Exercise details:
Show each line of the data below in which "clean" occurs.
# # # # # # #
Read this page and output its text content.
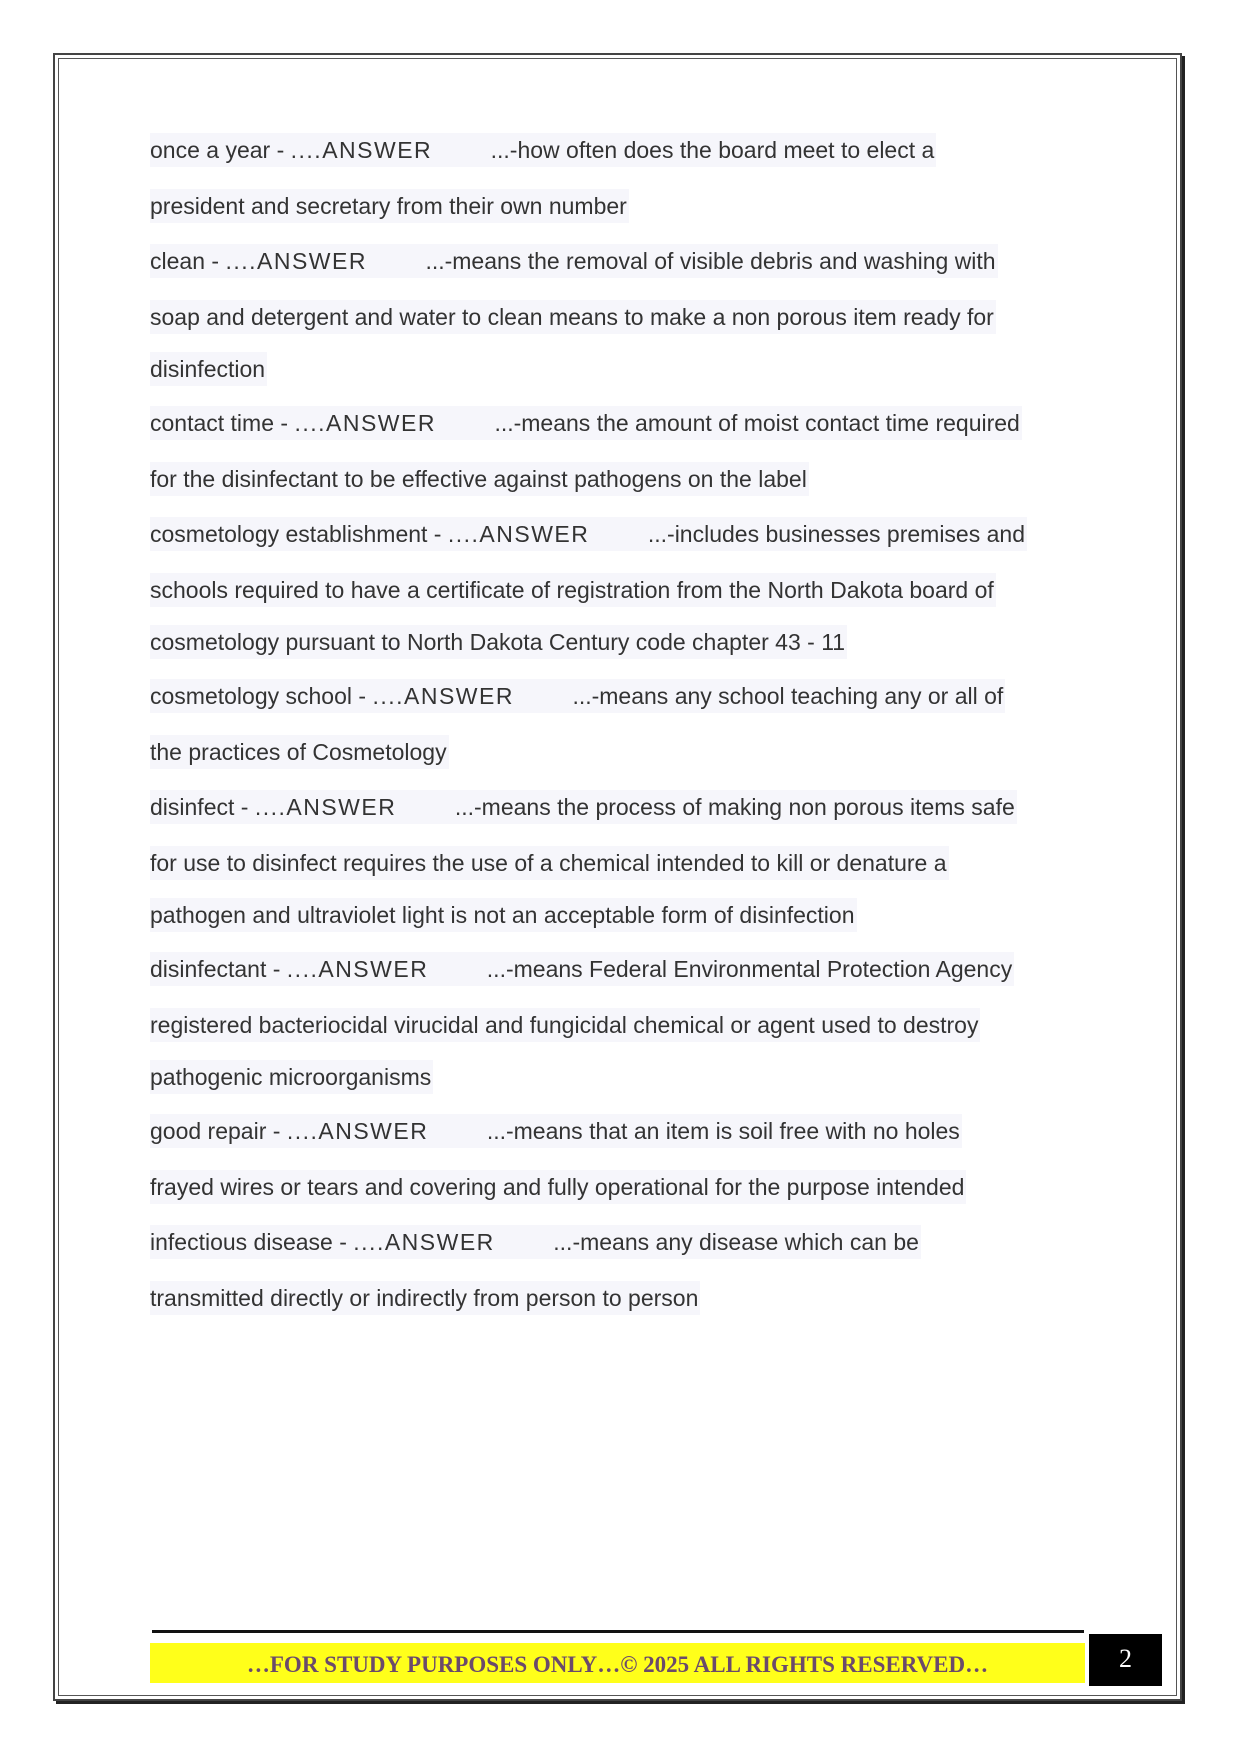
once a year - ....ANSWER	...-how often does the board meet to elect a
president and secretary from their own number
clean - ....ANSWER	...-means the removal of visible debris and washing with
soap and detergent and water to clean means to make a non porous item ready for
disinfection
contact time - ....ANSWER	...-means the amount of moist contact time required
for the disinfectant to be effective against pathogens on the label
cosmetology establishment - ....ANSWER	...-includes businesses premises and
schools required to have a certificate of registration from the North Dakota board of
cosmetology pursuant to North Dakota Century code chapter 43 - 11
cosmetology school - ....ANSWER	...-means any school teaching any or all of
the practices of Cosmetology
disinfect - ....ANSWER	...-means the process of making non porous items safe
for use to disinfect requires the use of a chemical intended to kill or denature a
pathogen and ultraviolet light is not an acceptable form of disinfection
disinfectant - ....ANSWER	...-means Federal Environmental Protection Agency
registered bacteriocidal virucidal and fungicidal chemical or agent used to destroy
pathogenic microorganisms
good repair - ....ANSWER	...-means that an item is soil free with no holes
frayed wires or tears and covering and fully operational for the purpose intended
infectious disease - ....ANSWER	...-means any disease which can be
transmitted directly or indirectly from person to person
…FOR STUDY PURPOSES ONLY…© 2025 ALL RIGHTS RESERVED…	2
# # # # # # #
Task output:
clean - ....ANSWER	...-means the removal of visible debris and washing with
soap and detergent and water to clean means to make a non porous item ready for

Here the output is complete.